How many lines in the listing below include the word "JSON"? Answer with the number and nothing else.

## START

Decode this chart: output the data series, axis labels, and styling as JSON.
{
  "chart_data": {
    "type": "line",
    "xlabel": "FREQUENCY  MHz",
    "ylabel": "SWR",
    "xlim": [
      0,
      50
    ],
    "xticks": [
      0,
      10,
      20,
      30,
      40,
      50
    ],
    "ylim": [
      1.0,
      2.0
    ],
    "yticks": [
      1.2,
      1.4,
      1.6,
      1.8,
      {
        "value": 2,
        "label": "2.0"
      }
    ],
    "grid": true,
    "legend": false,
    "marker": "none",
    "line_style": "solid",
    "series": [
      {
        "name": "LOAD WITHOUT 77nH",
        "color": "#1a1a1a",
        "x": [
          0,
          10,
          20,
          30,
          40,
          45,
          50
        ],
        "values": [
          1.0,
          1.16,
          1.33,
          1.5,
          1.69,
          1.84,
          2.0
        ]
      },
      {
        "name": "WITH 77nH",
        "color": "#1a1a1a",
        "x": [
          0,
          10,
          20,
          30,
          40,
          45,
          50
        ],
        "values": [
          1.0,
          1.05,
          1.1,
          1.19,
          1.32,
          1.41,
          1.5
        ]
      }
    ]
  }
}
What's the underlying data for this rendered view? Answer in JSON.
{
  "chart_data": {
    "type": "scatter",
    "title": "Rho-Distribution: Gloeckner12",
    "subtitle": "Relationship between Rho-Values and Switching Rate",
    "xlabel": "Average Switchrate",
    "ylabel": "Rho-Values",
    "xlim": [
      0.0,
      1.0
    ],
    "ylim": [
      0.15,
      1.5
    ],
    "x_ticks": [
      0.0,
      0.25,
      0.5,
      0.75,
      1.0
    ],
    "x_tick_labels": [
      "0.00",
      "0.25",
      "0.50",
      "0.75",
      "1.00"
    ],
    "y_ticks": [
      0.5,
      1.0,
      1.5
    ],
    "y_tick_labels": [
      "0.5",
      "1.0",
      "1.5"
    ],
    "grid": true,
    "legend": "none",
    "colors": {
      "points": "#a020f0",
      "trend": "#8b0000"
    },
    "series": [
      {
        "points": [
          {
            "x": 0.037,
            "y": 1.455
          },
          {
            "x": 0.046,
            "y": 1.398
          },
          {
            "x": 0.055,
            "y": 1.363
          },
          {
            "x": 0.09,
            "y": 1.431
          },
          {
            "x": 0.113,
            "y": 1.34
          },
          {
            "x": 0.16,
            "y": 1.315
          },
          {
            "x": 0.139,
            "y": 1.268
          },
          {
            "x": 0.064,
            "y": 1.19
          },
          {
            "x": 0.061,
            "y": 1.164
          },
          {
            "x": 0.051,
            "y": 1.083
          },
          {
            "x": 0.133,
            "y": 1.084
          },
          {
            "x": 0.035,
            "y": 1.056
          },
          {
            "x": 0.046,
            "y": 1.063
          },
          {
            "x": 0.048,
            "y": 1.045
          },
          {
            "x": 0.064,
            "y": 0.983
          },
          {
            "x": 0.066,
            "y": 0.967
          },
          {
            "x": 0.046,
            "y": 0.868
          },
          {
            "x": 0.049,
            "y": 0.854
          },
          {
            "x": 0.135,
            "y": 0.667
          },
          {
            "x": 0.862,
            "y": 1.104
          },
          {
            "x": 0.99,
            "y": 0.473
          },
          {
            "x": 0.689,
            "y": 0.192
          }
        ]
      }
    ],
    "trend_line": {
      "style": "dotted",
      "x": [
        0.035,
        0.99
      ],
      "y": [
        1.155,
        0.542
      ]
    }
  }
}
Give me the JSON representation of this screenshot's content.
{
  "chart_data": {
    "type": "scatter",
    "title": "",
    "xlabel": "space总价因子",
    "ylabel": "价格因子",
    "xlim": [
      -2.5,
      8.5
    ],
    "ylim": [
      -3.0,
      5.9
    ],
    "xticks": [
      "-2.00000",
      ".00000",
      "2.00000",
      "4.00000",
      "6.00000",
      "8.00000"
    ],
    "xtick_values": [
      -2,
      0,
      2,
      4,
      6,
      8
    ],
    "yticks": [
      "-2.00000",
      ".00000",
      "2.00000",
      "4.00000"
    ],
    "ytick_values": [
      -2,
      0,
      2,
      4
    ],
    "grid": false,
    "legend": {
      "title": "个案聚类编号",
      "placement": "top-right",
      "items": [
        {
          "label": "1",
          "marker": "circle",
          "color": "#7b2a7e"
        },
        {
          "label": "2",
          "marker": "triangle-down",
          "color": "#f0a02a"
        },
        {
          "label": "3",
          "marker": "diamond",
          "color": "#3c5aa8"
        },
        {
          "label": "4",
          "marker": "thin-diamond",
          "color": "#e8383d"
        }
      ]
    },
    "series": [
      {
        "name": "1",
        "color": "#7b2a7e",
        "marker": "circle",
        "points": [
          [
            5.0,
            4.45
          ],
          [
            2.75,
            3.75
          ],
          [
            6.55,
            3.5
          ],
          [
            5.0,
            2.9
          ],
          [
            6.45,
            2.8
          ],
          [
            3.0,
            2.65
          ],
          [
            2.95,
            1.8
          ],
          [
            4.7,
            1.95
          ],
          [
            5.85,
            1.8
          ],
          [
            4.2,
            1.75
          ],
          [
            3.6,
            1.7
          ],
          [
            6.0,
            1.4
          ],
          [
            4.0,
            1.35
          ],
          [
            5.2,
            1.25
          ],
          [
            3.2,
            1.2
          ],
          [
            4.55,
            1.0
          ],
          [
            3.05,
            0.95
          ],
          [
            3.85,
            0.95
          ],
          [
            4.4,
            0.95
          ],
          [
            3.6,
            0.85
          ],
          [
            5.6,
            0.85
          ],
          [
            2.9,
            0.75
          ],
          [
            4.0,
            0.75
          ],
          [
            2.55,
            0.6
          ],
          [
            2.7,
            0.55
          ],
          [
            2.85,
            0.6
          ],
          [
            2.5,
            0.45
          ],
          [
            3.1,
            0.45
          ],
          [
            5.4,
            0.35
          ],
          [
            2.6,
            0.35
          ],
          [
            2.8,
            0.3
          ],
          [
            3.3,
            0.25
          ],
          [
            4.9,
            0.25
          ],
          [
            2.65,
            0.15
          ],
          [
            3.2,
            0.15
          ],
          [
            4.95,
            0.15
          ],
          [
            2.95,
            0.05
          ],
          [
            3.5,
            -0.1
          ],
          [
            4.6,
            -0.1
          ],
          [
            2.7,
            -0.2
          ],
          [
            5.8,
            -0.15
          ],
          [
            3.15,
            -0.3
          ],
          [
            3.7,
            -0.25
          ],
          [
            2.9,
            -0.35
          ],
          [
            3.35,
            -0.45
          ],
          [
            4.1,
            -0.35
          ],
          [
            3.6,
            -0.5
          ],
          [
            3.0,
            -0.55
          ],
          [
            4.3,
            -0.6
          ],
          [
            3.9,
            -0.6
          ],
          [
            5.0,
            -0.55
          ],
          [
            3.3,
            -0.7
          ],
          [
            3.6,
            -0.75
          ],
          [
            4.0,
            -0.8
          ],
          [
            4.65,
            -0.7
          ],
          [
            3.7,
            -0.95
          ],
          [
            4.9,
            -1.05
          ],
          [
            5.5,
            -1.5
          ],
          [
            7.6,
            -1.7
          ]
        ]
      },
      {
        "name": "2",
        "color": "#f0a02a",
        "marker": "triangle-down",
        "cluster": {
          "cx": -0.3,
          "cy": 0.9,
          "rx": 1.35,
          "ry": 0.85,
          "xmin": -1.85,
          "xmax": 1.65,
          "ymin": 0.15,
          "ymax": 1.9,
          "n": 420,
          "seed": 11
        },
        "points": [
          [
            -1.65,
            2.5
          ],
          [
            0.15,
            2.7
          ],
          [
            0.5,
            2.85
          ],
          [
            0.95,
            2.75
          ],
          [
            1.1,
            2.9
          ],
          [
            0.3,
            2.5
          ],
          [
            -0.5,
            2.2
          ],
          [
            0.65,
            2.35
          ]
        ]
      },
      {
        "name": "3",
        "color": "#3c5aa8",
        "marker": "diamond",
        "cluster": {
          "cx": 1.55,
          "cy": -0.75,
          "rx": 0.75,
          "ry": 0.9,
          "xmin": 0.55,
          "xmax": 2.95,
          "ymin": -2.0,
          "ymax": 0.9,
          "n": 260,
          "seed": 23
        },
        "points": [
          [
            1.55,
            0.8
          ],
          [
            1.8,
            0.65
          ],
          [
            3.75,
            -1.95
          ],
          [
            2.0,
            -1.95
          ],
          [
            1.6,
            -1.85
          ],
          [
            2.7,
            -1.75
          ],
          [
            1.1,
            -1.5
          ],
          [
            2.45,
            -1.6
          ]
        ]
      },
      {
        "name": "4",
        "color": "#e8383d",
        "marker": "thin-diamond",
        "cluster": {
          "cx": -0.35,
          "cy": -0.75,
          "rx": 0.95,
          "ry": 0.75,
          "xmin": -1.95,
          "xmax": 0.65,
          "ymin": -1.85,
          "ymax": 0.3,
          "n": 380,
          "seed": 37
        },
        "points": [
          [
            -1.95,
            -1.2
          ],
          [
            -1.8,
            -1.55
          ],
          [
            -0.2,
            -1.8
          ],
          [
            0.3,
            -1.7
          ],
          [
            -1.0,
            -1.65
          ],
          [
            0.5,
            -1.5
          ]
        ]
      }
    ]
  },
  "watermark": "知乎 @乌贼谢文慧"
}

## END

__PROBLEM SOLUTION__:
3